> _SET EXERCISE_: Write the entries below out again exactly; any picture in them stays out.

** START OF GIVEN RECORDS **

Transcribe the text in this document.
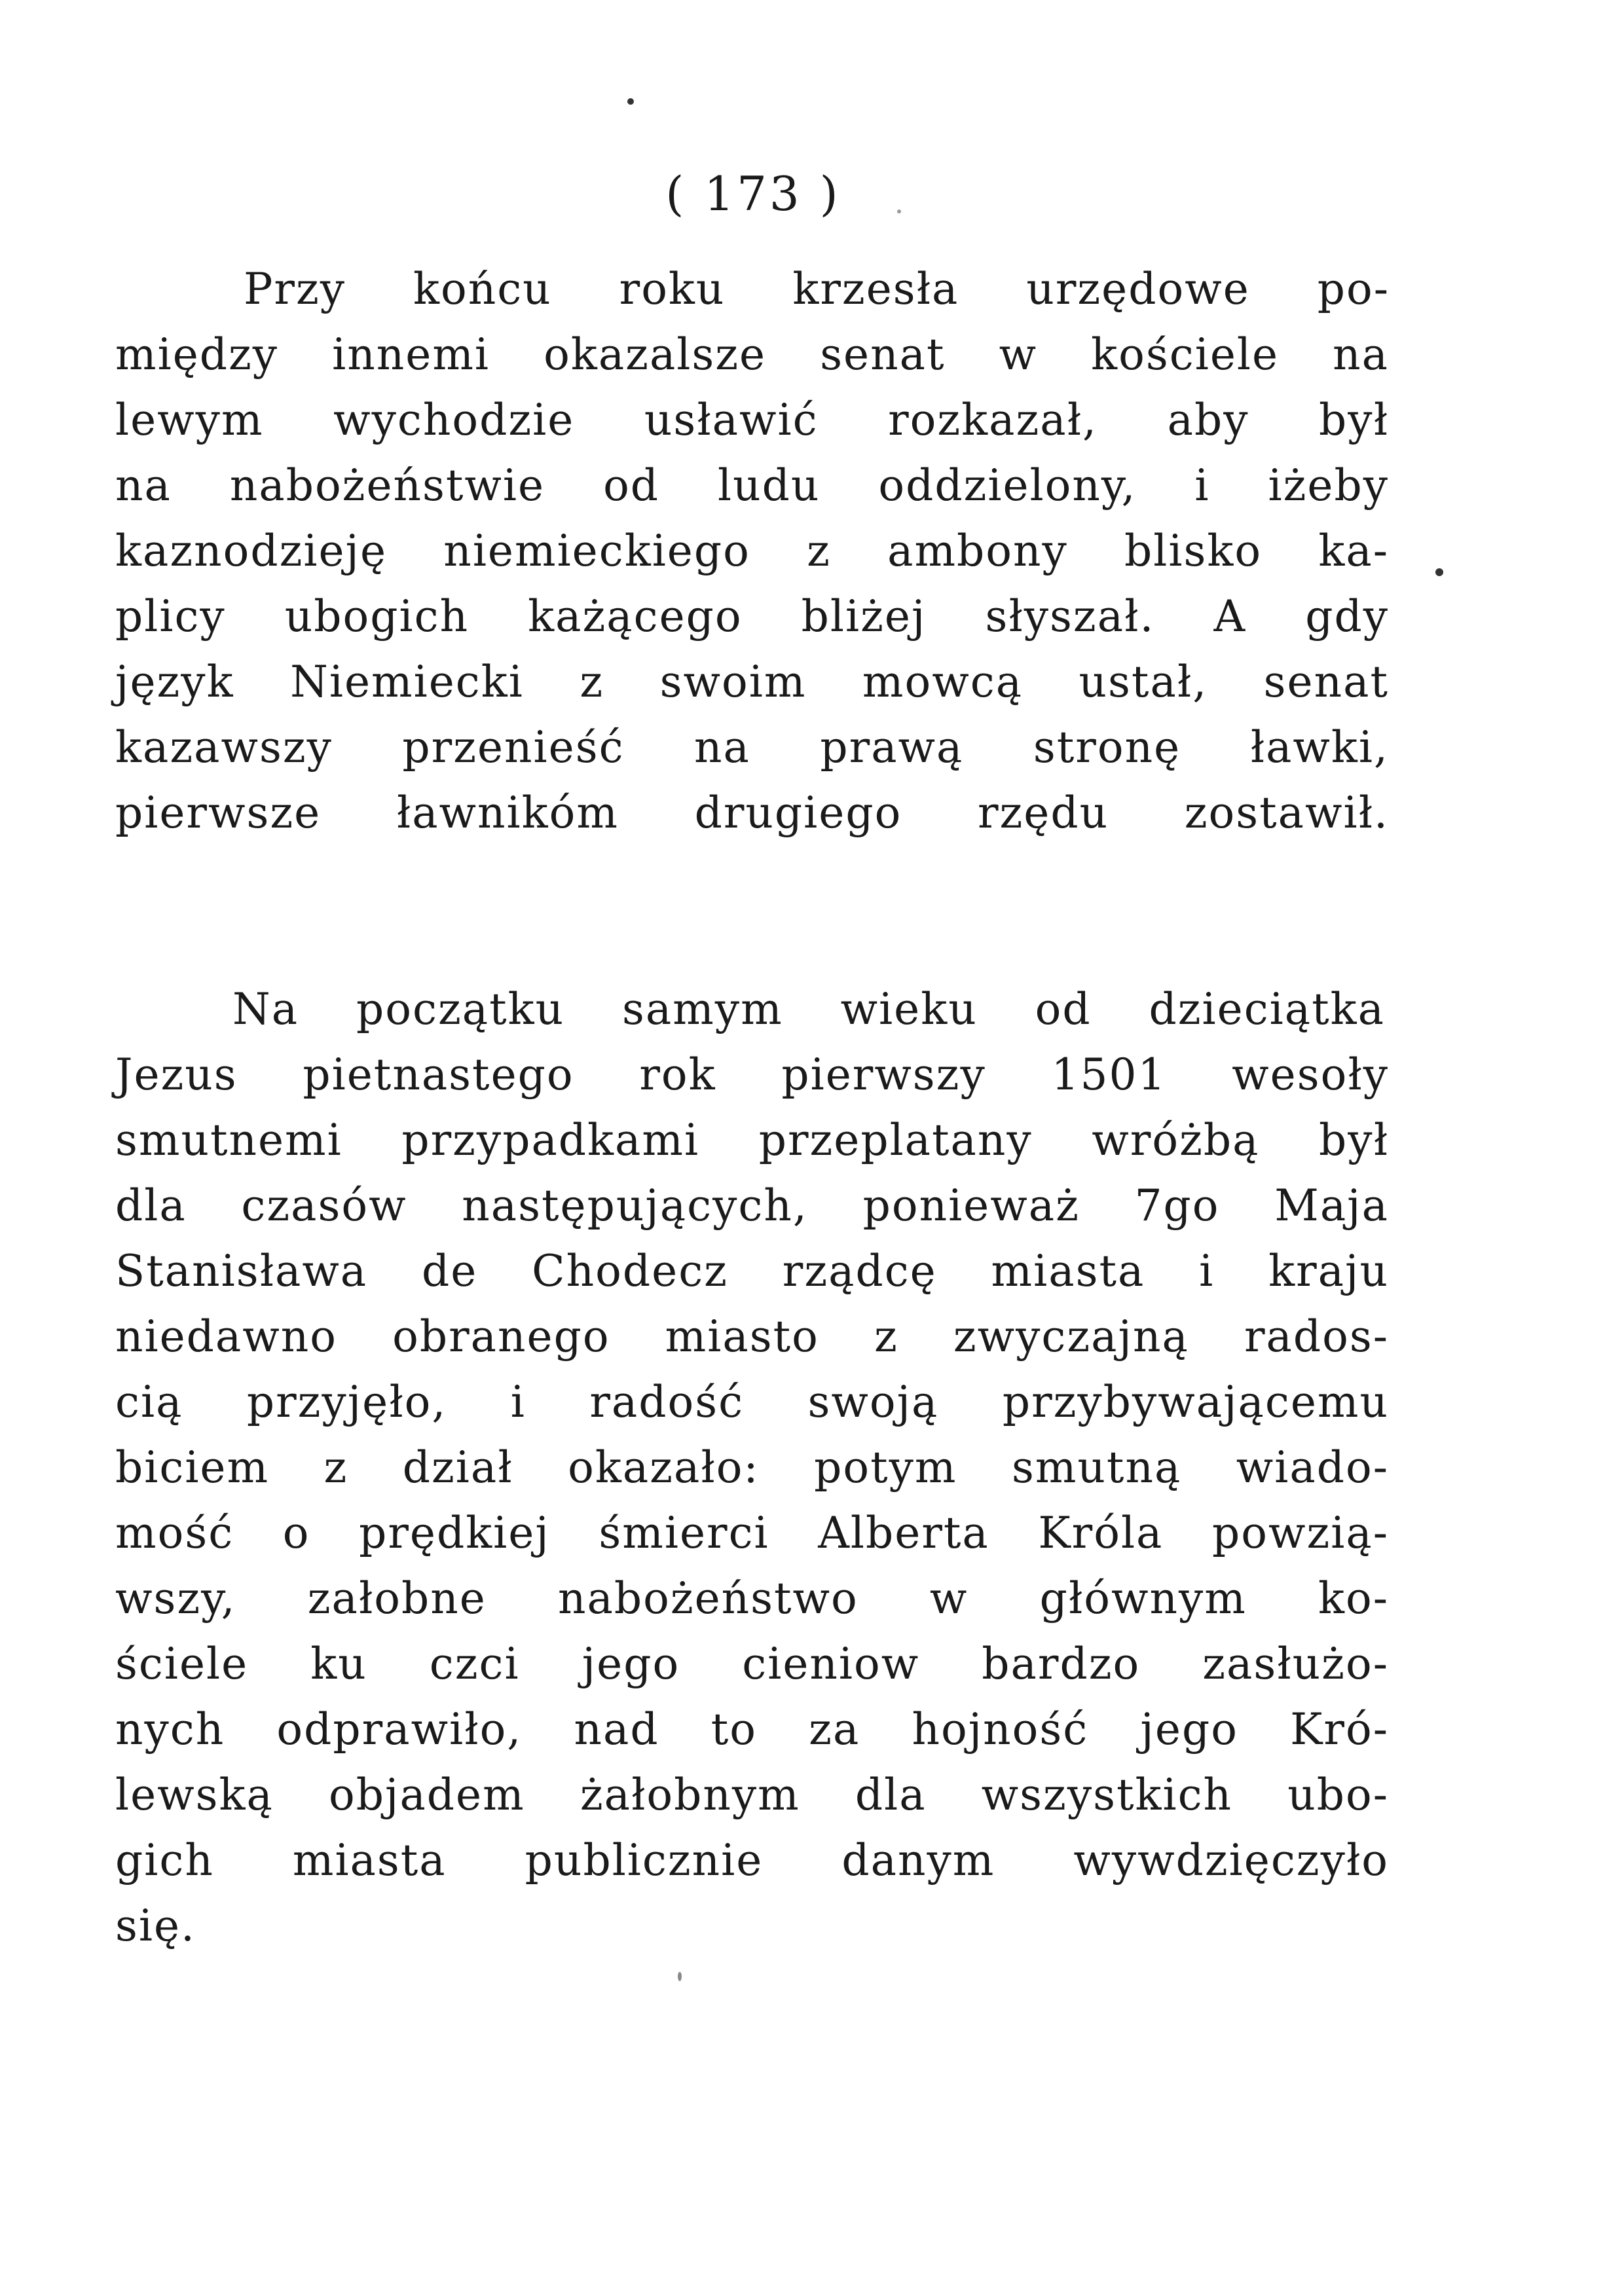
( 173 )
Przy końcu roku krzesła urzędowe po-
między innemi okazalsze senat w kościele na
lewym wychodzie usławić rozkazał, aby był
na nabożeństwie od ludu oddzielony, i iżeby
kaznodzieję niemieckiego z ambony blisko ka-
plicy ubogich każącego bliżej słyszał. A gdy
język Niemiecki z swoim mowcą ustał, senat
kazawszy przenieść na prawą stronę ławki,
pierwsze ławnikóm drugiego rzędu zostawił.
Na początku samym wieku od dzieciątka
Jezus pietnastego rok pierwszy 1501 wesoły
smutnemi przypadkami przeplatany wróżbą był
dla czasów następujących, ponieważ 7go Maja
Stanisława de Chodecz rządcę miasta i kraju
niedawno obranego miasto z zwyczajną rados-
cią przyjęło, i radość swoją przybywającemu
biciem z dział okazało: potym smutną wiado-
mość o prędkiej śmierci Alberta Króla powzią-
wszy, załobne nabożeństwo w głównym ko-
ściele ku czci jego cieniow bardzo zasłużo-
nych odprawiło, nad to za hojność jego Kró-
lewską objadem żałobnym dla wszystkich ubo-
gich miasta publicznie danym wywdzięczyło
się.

** END OF GIVEN RECORDS **

> _COMPLETE RESPONSE_:
Transcribe the text in this document.
( 173 )
Przy końcu roku krzesła urzędowe po-
między innemi okazalsze senat w kościele na
lewym wychodzie usławić rozkazał, aby był
na nabożeństwie od ludu oddzielony, i iżeby
kaznodzieję niemieckiego z ambony blisko ka-
plicy ubogich każącego bliżej słyszał. A gdy
język Niemiecki z swoim mowcą ustał, senat
kazawszy przenieść na prawą stronę ławki,
pierwsze ławnikóm drugiego rzędu zostawił.
Na początku samym wieku od dzieciątka
Jezus pietnastego rok pierwszy 1501 wesoły
smutnemi przypadkami przeplatany wróżbą był
dla czasów następujących, ponieważ 7go Maja
Stanisława de Chodecz rządcę miasta i kraju
niedawno obranego miasto z zwyczajną rados-
cią przyjęło, i radość swoją przybywającemu
biciem z dział okazało: potym smutną wiado-
mość o prędkiej śmierci Alberta Króla powzią-
wszy, załobne nabożeństwo w głównym ko-
ściele ku czci jego cieniow bardzo zasłużo-
nych odprawiło, nad to za hojność jego Kró-
lewską objadem żałobnym dla wszystkich ubo-
gich miasta publicznie danym wywdzięczyło
się.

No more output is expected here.